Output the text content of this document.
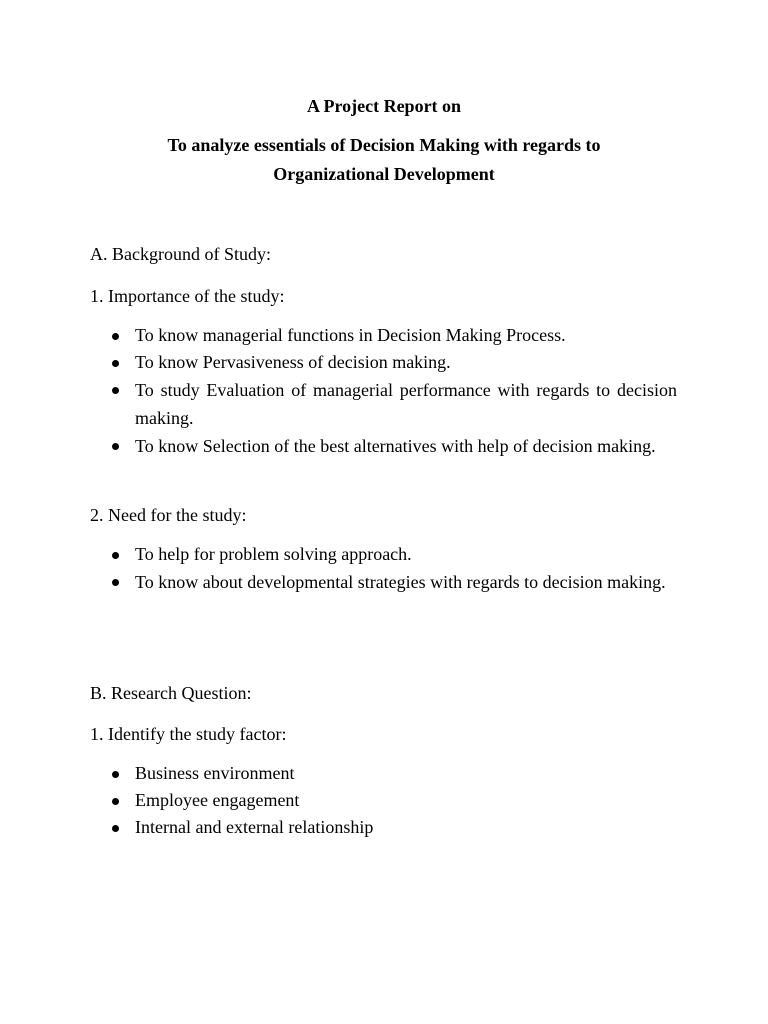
A Project Report on
To analyze essentials of Decision Making with regards to Organizational Development
A. Background of Study:
1. Importance of the study:
To know managerial functions in Decision Making Process.
To know Pervasiveness of decision making.
To study Evaluation of managerial performance with regards to decision making.
To know Selection of the best alternatives with help of decision making.
2. Need for the study:
To help for problem solving approach.
To know about developmental strategies with regards to decision making.
B. Research Question:
1. Identify the study factor:
Business environment
Employee engagement
Internal and external relationship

=== REQUIREMENTS ===
All of the lines above should be retyped precisely, apart from the pictures.

=== REPLY ===
Output the text content of this document.
A Project Report on
To analyze essentials of Decision Making with regards to Organizational Development
A. Background of Study:
1. Importance of the study:
To know managerial functions in Decision Making Process.
To know Pervasiveness of decision making.
To study Evaluation of managerial performance with regards to decision making.
To know Selection of the best alternatives with help of decision making.
2. Need for the study:
To help for problem solving approach.
To know about developmental strategies with regards to decision making.
B. Research Question:
1. Identify the study factor:
Business environment
Employee engagement
Internal and external relationship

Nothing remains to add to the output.